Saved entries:
* * * *

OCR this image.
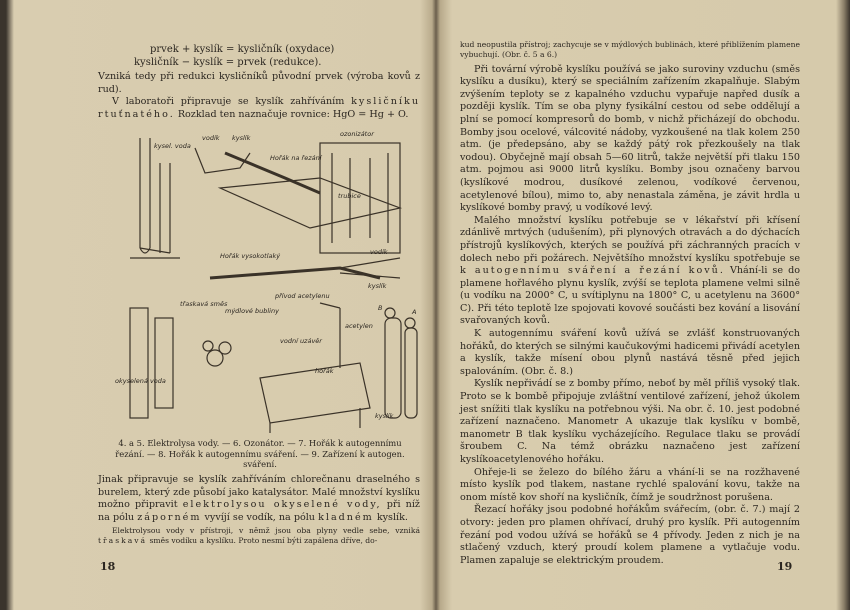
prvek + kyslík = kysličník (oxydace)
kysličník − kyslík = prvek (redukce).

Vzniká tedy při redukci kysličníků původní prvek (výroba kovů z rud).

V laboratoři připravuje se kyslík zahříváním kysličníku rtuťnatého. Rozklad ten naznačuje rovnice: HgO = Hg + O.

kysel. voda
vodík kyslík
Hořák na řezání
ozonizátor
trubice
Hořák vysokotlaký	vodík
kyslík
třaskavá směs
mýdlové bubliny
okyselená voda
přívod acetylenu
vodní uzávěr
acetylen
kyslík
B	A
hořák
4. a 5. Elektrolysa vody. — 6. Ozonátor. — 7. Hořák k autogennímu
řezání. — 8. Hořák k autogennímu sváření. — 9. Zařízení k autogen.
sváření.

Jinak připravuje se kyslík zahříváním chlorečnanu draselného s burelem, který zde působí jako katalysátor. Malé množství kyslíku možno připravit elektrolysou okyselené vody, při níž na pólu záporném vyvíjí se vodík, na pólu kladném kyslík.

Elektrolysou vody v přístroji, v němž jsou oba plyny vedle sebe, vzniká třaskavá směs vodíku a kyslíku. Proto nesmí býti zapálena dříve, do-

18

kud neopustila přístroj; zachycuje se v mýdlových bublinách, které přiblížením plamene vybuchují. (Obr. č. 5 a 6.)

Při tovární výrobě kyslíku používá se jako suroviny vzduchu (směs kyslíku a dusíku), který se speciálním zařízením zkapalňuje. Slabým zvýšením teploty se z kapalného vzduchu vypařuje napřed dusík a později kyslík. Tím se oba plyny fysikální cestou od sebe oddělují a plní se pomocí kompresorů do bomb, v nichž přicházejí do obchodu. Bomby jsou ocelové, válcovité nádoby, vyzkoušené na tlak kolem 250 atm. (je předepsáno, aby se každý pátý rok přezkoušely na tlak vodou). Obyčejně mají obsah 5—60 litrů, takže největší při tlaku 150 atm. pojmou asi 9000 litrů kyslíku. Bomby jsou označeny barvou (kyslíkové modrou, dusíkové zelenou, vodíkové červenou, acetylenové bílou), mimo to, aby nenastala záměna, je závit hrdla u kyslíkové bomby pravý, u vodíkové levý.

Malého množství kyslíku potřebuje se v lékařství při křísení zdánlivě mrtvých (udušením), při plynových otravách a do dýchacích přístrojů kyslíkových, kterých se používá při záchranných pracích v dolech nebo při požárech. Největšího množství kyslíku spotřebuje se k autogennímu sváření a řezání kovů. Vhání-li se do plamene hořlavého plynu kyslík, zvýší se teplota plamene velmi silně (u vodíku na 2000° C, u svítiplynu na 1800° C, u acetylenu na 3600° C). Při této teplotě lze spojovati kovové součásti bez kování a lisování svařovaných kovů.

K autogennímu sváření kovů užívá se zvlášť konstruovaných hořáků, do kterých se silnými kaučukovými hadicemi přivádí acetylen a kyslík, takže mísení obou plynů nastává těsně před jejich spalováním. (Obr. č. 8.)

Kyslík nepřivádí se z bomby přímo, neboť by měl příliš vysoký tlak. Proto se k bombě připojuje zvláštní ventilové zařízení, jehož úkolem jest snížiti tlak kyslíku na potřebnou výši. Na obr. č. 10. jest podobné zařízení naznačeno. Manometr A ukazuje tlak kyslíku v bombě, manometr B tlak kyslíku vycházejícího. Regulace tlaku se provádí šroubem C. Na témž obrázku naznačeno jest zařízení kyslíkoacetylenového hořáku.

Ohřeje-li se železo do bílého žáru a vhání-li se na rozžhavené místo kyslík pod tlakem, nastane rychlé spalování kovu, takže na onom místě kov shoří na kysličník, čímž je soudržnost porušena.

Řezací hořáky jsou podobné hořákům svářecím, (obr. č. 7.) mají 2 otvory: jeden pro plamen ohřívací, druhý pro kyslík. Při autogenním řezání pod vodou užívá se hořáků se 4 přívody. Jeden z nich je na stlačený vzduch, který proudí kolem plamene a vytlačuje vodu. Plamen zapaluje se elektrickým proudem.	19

* * * *

Work to be completed:
Omit every picture, then reproduce the rest of the listing exactly.

Reply:
OCR this image.
prvek + kyslík = kysličník (oxydace)
kysličník − kyslík = prvek (redukce).

Vzniká tedy při redukci kysličníků původní prvek (výroba kovů z rud).

V laboratoři připravuje se kyslík zahříváním kysličníku rtuťnatého. Rozklad ten naznačuje rovnice: HgO = Hg + O.

kysel. voda
vodík kyslík
Hořák na řezání
ozonizátor
trubice
Hořák vysokotlaký	vodík
kyslík
třaskavá směs
mýdlové bubliny
okyselená voda
přívod acetylenu
vodní uzávěr
acetylen
kyslík
B	A
hořák
4. a 5. Elektrolysa vody. — 6. Ozonátor. — 7. Hořák k autogennímu
řezání. — 8. Hořák k autogennímu sváření. — 9. Zařízení k autogen.
sváření.

Jinak připravuje se kyslík zahříváním chlorečnanu draselného s burelem, který zde působí jako katalysátor. Malé množství kyslíku možno připravit elektrolysou okyselené vody, při níž na pólu záporném vyvíjí se vodík, na pólu kladném kyslík.

Elektrolysou vody v přístroji, v němž jsou oba plyny vedle sebe, vzniká třaskavá směs vodíku a kyslíku. Proto nesmí býti zapálena dříve, do-

18

kud neopustila přístroj; zachycuje se v mýdlových bublinách, které přiblížením plamene vybuchují. (Obr. č. 5 a 6.)

Při tovární výrobě kyslíku používá se jako suroviny vzduchu (směs kyslíku a dusíku), který se speciálním zařízením zkapalňuje. Slabým zvýšením teploty se z kapalného vzduchu vypařuje napřed dusík a později kyslík. Tím se oba plyny fysikální cestou od sebe oddělují a plní se pomocí kompresorů do bomb, v nichž přicházejí do obchodu. Bomby jsou ocelové, válcovité nádoby, vyzkoušené na tlak kolem 250 atm. (je předepsáno, aby se každý pátý rok přezkoušely na tlak vodou). Obyčejně mají obsah 5—60 litrů, takže největší při tlaku 150 atm. pojmou asi 9000 litrů kyslíku. Bomby jsou označeny barvou (kyslíkové modrou, dusíkové zelenou, vodíkové červenou, acetylenové bílou), mimo to, aby nenastala záměna, je závit hrdla u kyslíkové bomby pravý, u vodíkové levý.

Malého množství kyslíku potřebuje se v lékařství při křísení zdánlivě mrtvých (udušením), při plynových otravách a do dýchacích přístrojů kyslíkových, kterých se používá při záchranných pracích v dolech nebo při požárech. Největšího množství kyslíku spotřebuje se k autogennímu sváření a řezání kovů. Vhání-li se do plamene hořlavého plynu kyslík, zvýší se teplota plamene velmi silně (u vodíku na 2000° C, u svítiplynu na 1800° C, u acetylenu na 3600° C). Při této teplotě lze spojovati kovové součásti bez kování a lisování svařovaných kovů.

K autogennímu sváření kovů užívá se zvlášť konstruovaných hořáků, do kterých se silnými kaučukovými hadicemi přivádí acetylen a kyslík, takže mísení obou plynů nastává těsně před jejich spalováním. (Obr. č. 8.)

Kyslík nepřivádí se z bomby přímo, neboť by měl příliš vysoký tlak. Proto se k bombě připojuje zvláštní ventilové zařízení, jehož úkolem jest snížiti tlak kyslíku na potřebnou výši. Na obr. č. 10. jest podobné zařízení naznačeno. Manometr A ukazuje tlak kyslíku v bombě, manometr B tlak kyslíku vycházejícího. Regulace tlaku se provádí šroubem C. Na témž obrázku naznačeno jest zařízení kyslíkoacetylenového hořáku.

Ohřeje-li se železo do bílého žáru a vhání-li se na rozžhavené místo kyslík pod tlakem, nastane rychlé spalování kovu, takže na onom místě kov shoří na kysličník, čímž je soudržnost porušena.

Řezací hořáky jsou podobné hořákům svářecím, (obr. č. 7.) mají 2 otvory: jeden pro plamen ohřívací, druhý pro kyslík. Při autogenním řezání pod vodou užívá se hořáků se 4 přívody. Jeden z nich je na stlačený vzduch, který proudí kolem plamene a vytlačuje vodu. Plamen zapaluje se elektrickým proudem.	19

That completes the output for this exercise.